Extract, exactly and without pictures, every line from the one that includes "Read this page and output its text content." through the final line of the material below.

--- Start of EXERCISE MATERIALS ---

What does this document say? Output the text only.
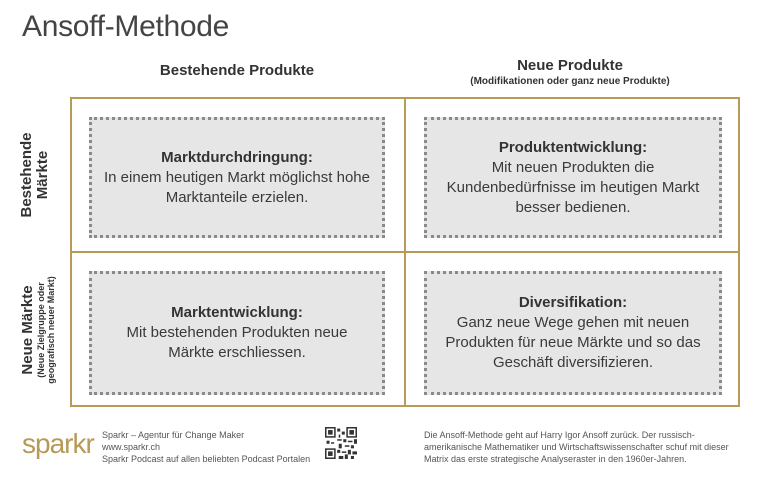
Ansoff-Methode
Bestehende Produkte	Neue Produkte
(Modifikationen oder ganz neue Produkte)
Bestehende Märkte
Neue Märkte (Neue Zielgruppe oder geografisch neuer Markt)
Marktdurchdringung:
In einem heutigen Markt möglichst hohe
Marktanteile erzielen.
Produktentwicklung:
Mit neuen Produkten die
Kundenbedürfnisse im heutigen Markt
besser bedienen.
Marktentwicklung:
Mit bestehenden Produkten neue
Märkte erschliessen.
Diversifikation:
Ganz neue Wege gehen mit neuen
Produkten für neue Märkte und so das
Geschäft diversifizieren.
sparkr Sparkr – Agentur für Change Maker
www.sparkr.ch
Sparkr Podcast auf allen beliebten Podcast Portalen
Die Ansoff-Methode geht auf Harry Igor Ansoff zurück. Der russisch-
amerikanische Mathematiker und Wirtschaftswissenschafter schuf mit dieser
Matrix das erste strategische Analyseraster in den 1960er-Jahren.
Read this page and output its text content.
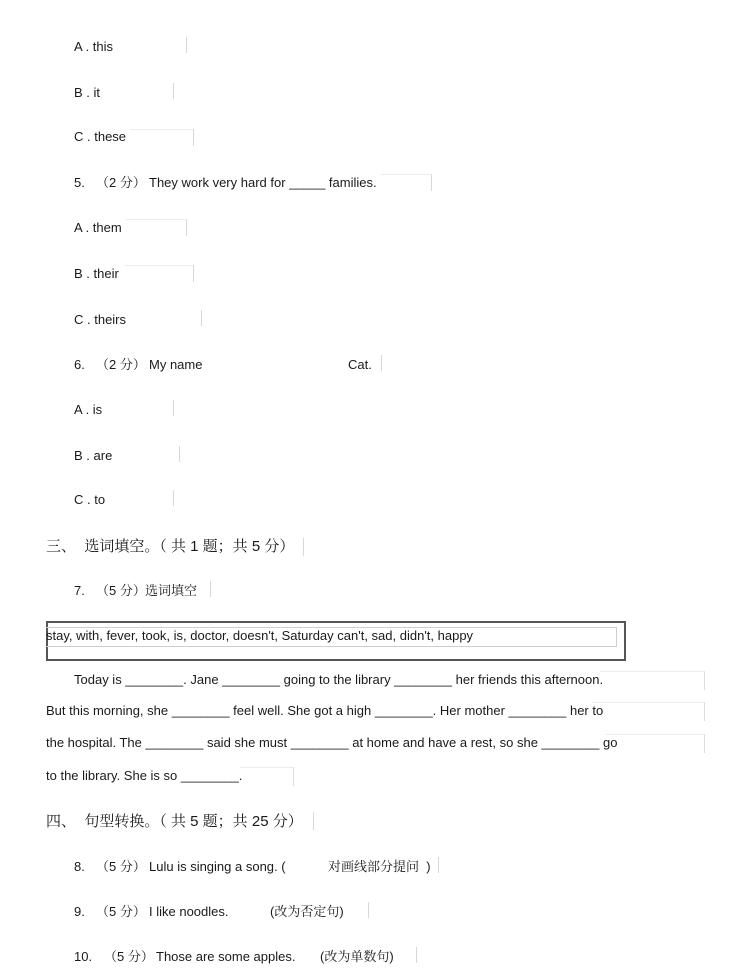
A . this
B . it
C . these
5. （2 分） They work very hard for _____ families.
A . them
B . their
C . theirs
6. （2 分） My name	Cat.
A . is
B . are
C . to
三、  选词填空。（ 共 1 题；共 5 分）
7. （5 分） 选词填空
stay, with, fever, took, is, doctor, doesn't, Saturday can't, sad, didn't, happy
Today is ________. Jane ________ going to the library ________ her friends this afternoon.
But this morning, she ________ feel well. She got a high ________. Her mother ________ her to
the hospital. The ________ said she must ________ at home and have a rest, so she ________ go
to the library. She is so ________.
四、  句型转换。（ 共 5 题；共 25 分）
8. （5 分） Lulu is singing a song. (	对画线部分提问  )
9. （5 分） I like noodles.	(改为否定句)
10. （5 分） Those are some apples. (改为单数句)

--- End of EXERCISE MATERIALS ---

» THE SOLUTION:
Read this page and output its text content.
A . this
B . it
C . these
5. （2 分） They work very hard for _____ families.
A . them
B . their
C . theirs
6. （2 分） My name	Cat.
A . is
B . are
C . to
三、  选词填空。（ 共 1 题；共 5 分）
7. （5 分） 选词填空
stay, with, fever, took, is, doctor, doesn't, Saturday can't, sad, didn't, happy
Today is ________. Jane ________ going to the library ________ her friends this afternoon.
But this morning, she ________ feel well. She got a high ________. Her mother ________ her to
the hospital. The ________ said she must ________ at home and have a rest, so she ________ go
to the library. She is so ________.
四、  句型转换。（ 共 5 题；共 25 分）
8. （5 分） Lulu is singing a song. (	对画线部分提问  )
9. （5 分） I like noodles.	(改为否定句)
10. （5 分） Those are some apples. (改为单数句)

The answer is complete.